— Request —
Whenever a line contains the string "function", copy it out of the entries.

[Stored items]
■ ■ ■ ■ ■

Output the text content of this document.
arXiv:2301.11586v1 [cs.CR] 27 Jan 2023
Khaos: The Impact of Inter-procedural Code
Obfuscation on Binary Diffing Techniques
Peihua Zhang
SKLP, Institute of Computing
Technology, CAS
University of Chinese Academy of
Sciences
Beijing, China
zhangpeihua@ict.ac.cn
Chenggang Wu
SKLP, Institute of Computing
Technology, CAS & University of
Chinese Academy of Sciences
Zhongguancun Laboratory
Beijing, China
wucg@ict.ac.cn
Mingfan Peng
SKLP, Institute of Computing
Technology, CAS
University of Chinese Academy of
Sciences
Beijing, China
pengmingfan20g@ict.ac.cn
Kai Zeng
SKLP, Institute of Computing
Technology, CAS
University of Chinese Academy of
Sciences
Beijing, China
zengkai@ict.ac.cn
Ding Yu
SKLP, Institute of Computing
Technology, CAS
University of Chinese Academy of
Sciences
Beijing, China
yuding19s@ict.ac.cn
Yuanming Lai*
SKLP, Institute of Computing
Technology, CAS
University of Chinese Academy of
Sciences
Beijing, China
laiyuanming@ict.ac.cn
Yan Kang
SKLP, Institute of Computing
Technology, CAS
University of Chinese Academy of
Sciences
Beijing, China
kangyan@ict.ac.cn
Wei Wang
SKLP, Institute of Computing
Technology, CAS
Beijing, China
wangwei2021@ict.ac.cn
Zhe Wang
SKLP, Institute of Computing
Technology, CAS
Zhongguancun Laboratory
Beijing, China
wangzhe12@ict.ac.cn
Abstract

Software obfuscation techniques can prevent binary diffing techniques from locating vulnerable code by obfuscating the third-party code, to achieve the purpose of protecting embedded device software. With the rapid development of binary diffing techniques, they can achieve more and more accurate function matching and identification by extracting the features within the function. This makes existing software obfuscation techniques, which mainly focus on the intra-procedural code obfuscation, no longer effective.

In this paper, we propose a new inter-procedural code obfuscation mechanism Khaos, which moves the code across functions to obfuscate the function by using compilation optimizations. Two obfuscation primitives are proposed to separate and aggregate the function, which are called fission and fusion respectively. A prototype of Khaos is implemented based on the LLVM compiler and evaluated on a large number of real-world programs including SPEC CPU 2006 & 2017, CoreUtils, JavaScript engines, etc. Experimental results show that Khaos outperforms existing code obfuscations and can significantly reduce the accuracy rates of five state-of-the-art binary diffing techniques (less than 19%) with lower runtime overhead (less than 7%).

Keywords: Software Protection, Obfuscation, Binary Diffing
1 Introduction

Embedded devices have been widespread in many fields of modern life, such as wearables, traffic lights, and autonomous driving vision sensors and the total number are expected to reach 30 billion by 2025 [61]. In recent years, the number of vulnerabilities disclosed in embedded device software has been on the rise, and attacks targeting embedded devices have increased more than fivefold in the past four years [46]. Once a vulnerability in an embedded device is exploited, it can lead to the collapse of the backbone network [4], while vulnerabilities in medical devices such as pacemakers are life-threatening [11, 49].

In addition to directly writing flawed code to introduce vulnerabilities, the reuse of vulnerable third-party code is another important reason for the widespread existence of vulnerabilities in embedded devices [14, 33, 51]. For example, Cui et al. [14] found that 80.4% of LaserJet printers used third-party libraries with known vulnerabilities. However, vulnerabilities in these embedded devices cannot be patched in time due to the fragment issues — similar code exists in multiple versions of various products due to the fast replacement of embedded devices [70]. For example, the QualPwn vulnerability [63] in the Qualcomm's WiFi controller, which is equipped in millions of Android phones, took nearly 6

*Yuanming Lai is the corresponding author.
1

■ ■ ■ ■ ■

— Solution for this exercise —
Software obfuscation techniques can prevent binary diffing techniques from locating vulnerable code by obfuscating the third-party code, to achieve the purpose of protecting embedded device software. With the rapid development of binary diffing techniques, they can achieve more and more accurate function matching and identification by extracting the features within the function. This makes existing software obfuscation techniques, which mainly focus on the intra-procedural code obfuscation, no longer effective.
In this paper, we propose a new inter-procedural code obfuscation mechanism Khaos, which moves the code across functions to obfuscate the function by using compilation optimizations. Two obfuscation primitives are proposed to separate and aggregate the function, which are called fission and fusion respectively. A prototype of Khaos is implemented based on the LLVM compiler and evaluated on a large number of real-world programs including SPEC CPU 2006 & 2017, CoreUtils, JavaScript engines, etc. Experimental results show that Khaos outperforms existing code obfuscations and can significantly reduce the accuracy rates of five state-of-the-art binary diffing techniques (less than 19%) with lower runtime overhead (less than 7%).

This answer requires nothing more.